┌─ RECORDS PROVIDED

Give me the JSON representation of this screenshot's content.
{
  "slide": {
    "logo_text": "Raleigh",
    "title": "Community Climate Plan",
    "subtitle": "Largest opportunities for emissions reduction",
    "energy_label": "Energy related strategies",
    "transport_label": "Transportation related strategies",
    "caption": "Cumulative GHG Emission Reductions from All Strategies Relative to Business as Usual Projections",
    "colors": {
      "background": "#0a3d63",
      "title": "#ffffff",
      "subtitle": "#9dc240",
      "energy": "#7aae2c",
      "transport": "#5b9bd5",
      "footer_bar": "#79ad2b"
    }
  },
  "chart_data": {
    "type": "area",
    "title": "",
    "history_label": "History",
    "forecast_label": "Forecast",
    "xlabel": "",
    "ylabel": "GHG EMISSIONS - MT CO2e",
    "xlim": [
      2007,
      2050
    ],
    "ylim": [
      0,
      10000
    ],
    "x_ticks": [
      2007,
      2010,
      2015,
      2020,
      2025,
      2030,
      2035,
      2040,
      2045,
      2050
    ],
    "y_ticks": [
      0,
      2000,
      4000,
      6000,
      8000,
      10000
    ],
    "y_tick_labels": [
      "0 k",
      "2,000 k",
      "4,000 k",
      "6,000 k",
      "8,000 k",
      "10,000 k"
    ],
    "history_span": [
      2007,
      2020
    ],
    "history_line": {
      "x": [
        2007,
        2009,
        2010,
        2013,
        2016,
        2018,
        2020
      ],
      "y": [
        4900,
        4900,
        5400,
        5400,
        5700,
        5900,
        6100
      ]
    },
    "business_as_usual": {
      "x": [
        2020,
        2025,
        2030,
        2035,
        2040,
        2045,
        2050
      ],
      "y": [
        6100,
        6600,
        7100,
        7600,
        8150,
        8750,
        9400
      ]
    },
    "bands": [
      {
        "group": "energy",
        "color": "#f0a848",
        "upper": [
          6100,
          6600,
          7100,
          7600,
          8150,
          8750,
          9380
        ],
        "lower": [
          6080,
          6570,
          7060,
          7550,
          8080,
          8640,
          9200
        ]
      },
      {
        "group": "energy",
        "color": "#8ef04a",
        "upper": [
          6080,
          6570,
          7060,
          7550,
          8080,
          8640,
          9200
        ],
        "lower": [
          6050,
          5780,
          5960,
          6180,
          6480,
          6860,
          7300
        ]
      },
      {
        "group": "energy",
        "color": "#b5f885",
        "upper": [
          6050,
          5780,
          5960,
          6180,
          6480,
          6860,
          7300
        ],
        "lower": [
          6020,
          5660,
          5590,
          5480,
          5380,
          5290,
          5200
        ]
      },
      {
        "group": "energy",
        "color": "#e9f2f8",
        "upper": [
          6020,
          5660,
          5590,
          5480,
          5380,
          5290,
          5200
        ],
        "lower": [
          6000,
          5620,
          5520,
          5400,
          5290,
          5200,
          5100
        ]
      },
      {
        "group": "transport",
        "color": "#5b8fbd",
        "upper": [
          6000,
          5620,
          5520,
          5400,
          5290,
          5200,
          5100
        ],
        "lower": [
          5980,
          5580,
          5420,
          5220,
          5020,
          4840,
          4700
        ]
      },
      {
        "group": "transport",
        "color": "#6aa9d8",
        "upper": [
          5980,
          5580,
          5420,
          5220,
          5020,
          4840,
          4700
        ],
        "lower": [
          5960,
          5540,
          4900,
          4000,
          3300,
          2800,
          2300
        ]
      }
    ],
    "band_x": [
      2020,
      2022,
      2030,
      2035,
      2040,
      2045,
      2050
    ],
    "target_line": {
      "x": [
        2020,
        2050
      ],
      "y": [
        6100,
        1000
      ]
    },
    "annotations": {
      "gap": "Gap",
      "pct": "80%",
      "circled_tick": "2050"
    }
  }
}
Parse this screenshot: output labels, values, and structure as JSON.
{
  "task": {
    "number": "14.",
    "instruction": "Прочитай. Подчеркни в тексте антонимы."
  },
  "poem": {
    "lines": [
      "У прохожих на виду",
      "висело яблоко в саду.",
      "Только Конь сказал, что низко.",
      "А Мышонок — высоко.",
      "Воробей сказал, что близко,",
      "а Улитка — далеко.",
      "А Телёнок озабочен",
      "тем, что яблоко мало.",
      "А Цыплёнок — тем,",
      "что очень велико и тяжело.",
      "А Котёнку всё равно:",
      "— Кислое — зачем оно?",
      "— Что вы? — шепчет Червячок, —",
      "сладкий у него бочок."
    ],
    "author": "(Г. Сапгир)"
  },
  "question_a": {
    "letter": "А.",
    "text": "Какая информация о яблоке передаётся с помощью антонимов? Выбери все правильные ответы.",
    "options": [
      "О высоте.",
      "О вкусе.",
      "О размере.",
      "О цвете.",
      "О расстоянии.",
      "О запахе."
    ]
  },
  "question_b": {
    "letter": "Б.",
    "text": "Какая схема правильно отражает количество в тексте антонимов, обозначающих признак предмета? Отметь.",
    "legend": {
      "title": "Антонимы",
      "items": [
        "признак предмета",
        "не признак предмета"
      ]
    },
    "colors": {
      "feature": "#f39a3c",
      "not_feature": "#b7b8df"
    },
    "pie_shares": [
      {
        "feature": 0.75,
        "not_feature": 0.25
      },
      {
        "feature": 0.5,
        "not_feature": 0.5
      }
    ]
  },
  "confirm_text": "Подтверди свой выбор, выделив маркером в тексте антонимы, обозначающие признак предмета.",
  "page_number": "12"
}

└─

**WORK INSTRUCTIONS:** Where a line in the entries holds "антонимов", copy that line.

**TASK RESULT:**
    "text": "Какая информация о яблоке передаётся с помощью антонимов? Выбери все правильные ответы.",
    "text": "Какая схема правильно отражает количество в тексте антонимов, обозначающих признак предмета? Отметь.",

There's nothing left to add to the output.